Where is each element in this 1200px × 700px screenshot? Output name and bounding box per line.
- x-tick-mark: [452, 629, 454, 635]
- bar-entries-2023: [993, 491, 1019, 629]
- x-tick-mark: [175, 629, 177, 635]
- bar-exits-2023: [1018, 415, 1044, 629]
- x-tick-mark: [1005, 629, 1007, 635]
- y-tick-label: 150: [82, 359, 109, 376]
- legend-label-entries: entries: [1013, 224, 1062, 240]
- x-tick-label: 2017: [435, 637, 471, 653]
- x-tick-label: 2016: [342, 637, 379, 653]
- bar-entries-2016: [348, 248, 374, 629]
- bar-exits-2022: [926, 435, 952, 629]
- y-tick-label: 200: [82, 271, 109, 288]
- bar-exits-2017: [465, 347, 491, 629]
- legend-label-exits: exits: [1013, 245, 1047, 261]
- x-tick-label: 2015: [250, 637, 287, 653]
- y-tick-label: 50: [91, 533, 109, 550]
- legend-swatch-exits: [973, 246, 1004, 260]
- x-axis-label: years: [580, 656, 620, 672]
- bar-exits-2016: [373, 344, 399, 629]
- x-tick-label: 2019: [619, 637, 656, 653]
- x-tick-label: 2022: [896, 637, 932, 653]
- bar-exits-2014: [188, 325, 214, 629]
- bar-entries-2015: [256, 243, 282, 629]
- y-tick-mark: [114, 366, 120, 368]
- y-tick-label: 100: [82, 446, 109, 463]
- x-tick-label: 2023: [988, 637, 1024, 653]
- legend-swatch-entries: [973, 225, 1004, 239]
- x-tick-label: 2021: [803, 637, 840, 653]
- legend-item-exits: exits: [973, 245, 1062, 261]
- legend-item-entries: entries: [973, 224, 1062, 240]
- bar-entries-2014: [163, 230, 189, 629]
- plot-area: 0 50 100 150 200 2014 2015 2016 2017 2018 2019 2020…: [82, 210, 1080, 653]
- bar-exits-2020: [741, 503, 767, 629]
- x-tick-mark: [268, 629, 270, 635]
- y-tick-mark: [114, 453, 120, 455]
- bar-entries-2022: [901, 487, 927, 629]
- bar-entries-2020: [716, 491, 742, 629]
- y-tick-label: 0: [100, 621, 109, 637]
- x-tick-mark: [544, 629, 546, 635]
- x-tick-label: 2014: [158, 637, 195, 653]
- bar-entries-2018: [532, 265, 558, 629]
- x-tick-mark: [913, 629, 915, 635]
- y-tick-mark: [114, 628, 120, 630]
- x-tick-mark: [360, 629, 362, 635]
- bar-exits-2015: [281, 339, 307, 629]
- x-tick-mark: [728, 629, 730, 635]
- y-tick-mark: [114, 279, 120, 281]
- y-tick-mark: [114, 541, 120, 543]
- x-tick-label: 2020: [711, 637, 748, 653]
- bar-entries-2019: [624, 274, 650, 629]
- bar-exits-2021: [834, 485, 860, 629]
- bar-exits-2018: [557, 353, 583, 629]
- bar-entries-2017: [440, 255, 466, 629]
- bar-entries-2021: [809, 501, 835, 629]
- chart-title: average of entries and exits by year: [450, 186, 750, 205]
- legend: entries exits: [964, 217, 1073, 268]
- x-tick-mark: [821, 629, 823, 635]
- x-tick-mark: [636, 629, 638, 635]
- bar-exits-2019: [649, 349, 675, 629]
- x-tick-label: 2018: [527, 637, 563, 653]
----------
Aim of the exercise ::
Copy the data above line for line, keeping every character unchanged.

Solution for this problem ::
Where is each element in this 1200px × 700px screenshot? Output name and bounding box per line.
- x-tick-mark: [452, 629, 454, 635]
- bar-entries-2023: [993, 491, 1019, 629]
- x-tick-mark: [175, 629, 177, 635]
- bar-exits-2023: [1018, 415, 1044, 629]
- x-tick-mark: [1005, 629, 1007, 635]
- y-tick-label: 150: [82, 359, 109, 376]
- legend-label-entries: entries: [1013, 224, 1062, 240]
- x-tick-label: 2017: [435, 637, 471, 653]
- x-tick-label: 2016: [342, 637, 379, 653]
- bar-entries-2016: [348, 248, 374, 629]
- bar-exits-2022: [926, 435, 952, 629]
- y-tick-label: 200: [82, 271, 109, 288]
- bar-exits-2017: [465, 347, 491, 629]
- legend-label-exits: exits: [1013, 245, 1047, 261]
- x-tick-label: 2015: [250, 637, 287, 653]
- y-tick-label: 50: [91, 533, 109, 550]
- legend-swatch-exits: [973, 246, 1004, 260]
- x-axis-label: years: [580, 656, 620, 672]
- bar-exits-2016: [373, 344, 399, 629]
- x-tick-label: 2019: [619, 637, 656, 653]
- x-tick-label: 2022: [896, 637, 932, 653]
- bar-exits-2014: [188, 325, 214, 629]
- bar-entries-2015: [256, 243, 282, 629]
- y-tick-mark: [114, 366, 120, 368]
- y-tick-label: 100: [82, 446, 109, 463]
- x-tick-label: 2023: [988, 637, 1024, 653]
- legend-swatch-entries: [973, 225, 1004, 239]
- x-tick-label: 2021: [803, 637, 840, 653]
- legend-item-exits: exits: [973, 245, 1062, 261]
- legend-item-entries: entries: [973, 224, 1062, 240]
- bar-entries-2014: [163, 230, 189, 629]
- plot-area: 0 50 100 150 200 2014 2015 2016 2017 2018 2019 2020…: [82, 210, 1080, 653]
- bar-exits-2020: [741, 503, 767, 629]
- x-tick-mark: [268, 629, 270, 635]
- y-tick-mark: [114, 453, 120, 455]
- bar-entries-2022: [901, 487, 927, 629]
- bar-entries-2020: [716, 491, 742, 629]
- y-tick-label: 0: [100, 621, 109, 637]
- x-tick-mark: [544, 629, 546, 635]
- x-tick-label: 2014: [158, 637, 195, 653]
- bar-entries-2018: [532, 265, 558, 629]
- x-tick-mark: [913, 629, 915, 635]
- y-tick-mark: [114, 628, 120, 630]
- x-tick-mark: [360, 629, 362, 635]
- bar-exits-2015: [281, 339, 307, 629]
- x-tick-mark: [728, 629, 730, 635]
- y-tick-mark: [114, 279, 120, 281]
- y-tick-mark: [114, 541, 120, 543]
- x-tick-label: 2020: [711, 637, 748, 653]
- bar-entries-2019: [624, 274, 650, 629]
- bar-exits-2021: [834, 485, 860, 629]
- bar-exits-2018: [557, 353, 583, 629]
- bar-entries-2017: [440, 255, 466, 629]
- bar-entries-2021: [809, 501, 835, 629]
- chart-title: average of entries and exits by year: [450, 186, 750, 205]
- legend: entries exits: [964, 217, 1073, 268]
- x-tick-mark: [821, 629, 823, 635]
- x-tick-mark: [636, 629, 638, 635]
- bar-exits-2019: [649, 349, 675, 629]
- x-tick-label: 2018: [527, 637, 563, 653]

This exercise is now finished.